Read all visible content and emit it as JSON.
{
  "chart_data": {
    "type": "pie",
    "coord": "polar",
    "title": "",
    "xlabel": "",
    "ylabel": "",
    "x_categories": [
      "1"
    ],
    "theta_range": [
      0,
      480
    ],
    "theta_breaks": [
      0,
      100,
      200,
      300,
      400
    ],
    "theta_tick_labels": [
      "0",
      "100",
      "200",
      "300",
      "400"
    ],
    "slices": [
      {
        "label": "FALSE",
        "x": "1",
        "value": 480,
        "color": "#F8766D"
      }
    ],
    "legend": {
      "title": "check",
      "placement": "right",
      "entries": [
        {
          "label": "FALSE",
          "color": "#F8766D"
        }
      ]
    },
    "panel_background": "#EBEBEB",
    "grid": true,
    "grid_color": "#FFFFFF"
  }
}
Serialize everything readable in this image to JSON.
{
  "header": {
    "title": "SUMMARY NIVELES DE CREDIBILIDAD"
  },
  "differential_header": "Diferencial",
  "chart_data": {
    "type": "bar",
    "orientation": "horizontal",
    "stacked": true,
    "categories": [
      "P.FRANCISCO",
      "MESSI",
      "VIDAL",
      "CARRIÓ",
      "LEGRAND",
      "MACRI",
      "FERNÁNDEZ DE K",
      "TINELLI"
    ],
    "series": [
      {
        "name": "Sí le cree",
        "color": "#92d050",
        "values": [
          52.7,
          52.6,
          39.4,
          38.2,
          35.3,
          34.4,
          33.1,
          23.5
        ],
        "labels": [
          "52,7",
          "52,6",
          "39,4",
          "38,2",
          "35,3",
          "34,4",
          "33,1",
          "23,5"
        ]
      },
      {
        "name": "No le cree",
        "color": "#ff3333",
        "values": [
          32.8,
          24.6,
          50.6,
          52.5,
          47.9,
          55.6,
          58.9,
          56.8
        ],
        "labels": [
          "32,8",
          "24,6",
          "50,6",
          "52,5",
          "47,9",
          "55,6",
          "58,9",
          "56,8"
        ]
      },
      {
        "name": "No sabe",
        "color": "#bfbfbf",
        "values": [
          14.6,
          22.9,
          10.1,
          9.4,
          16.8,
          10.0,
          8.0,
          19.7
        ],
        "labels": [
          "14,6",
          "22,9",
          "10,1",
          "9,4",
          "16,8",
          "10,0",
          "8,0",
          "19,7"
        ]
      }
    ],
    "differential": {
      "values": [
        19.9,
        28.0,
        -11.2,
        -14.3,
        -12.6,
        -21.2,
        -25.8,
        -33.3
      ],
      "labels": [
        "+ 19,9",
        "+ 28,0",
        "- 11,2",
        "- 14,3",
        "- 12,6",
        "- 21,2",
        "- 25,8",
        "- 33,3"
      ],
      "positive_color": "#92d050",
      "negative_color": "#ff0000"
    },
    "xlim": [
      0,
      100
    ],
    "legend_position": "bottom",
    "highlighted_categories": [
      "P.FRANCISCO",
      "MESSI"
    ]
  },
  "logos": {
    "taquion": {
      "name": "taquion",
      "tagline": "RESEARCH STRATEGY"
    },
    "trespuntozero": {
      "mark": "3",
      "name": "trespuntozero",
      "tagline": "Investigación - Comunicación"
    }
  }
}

# Task requirements
All of the material must be reproduced exactly.

# Solution to this exercise
Read all visible content and emit it as JSON.
{
  "chart_data": {
    "type": "pie",
    "coord": "polar",
    "title": "",
    "xlabel": "",
    "ylabel": "",
    "x_categories": [
      "1"
    ],
    "theta_range": [
      0,
      480
    ],
    "theta_breaks": [
      0,
      100,
      200,
      300,
      400
    ],
    "theta_tick_labels": [
      "0",
      "100",
      "200",
      "300",
      "400"
    ],
    "slices": [
      {
        "label": "FALSE",
        "x": "1",
        "value": 480,
        "color": "#F8766D"
      }
    ],
    "legend": {
      "title": "check",
      "placement": "right",
      "entries": [
        {
          "label": "FALSE",
          "color": "#F8766D"
        }
      ]
    },
    "panel_background": "#EBEBEB",
    "grid": true,
    "grid_color": "#FFFFFF"
  }
}
Serialize everything readable in this image to JSON.
{
  "header": {
    "title": "SUMMARY NIVELES DE CREDIBILIDAD"
  },
  "differential_header": "Diferencial",
  "chart_data": {
    "type": "bar",
    "orientation": "horizontal",
    "stacked": true,
    "categories": [
      "P.FRANCISCO",
      "MESSI",
      "VIDAL",
      "CARRIÓ",
      "LEGRAND",
      "MACRI",
      "FERNÁNDEZ DE K",
      "TINELLI"
    ],
    "series": [
      {
        "name": "Sí le cree",
        "color": "#92d050",
        "values": [
          52.7,
          52.6,
          39.4,
          38.2,
          35.3,
          34.4,
          33.1,
          23.5
        ],
        "labels": [
          "52,7",
          "52,6",
          "39,4",
          "38,2",
          "35,3",
          "34,4",
          "33,1",
          "23,5"
        ]
      },
      {
        "name": "No le cree",
        "color": "#ff3333",
        "values": [
          32.8,
          24.6,
          50.6,
          52.5,
          47.9,
          55.6,
          58.9,
          56.8
        ],
        "labels": [
          "32,8",
          "24,6",
          "50,6",
          "52,5",
          "47,9",
          "55,6",
          "58,9",
          "56,8"
        ]
      },
      {
        "name": "No sabe",
        "color": "#bfbfbf",
        "values": [
          14.6,
          22.9,
          10.1,
          9.4,
          16.8,
          10.0,
          8.0,
          19.7
        ],
        "labels": [
          "14,6",
          "22,9",
          "10,1",
          "9,4",
          "16,8",
          "10,0",
          "8,0",
          "19,7"
        ]
      }
    ],
    "differential": {
      "values": [
        19.9,
        28.0,
        -11.2,
        -14.3,
        -12.6,
        -21.2,
        -25.8,
        -33.3
      ],
      "labels": [
        "+ 19,9",
        "+ 28,0",
        "- 11,2",
        "- 14,3",
        "- 12,6",
        "- 21,2",
        "- 25,8",
        "- 33,3"
      ],
      "positive_color": "#92d050",
      "negative_color": "#ff0000"
    },
    "xlim": [
      0,
      100
    ],
    "legend_position": "bottom",
    "highlighted_categories": [
      "P.FRANCISCO",
      "MESSI"
    ]
  },
  "logos": {
    "taquion": {
      "name": "taquion",
      "tagline": "RESEARCH STRATEGY"
    },
    "trespuntozero": {
      "mark": "3",
      "name": "trespuntozero",
      "tagline": "Investigación - Comunicación"
    }
  }
}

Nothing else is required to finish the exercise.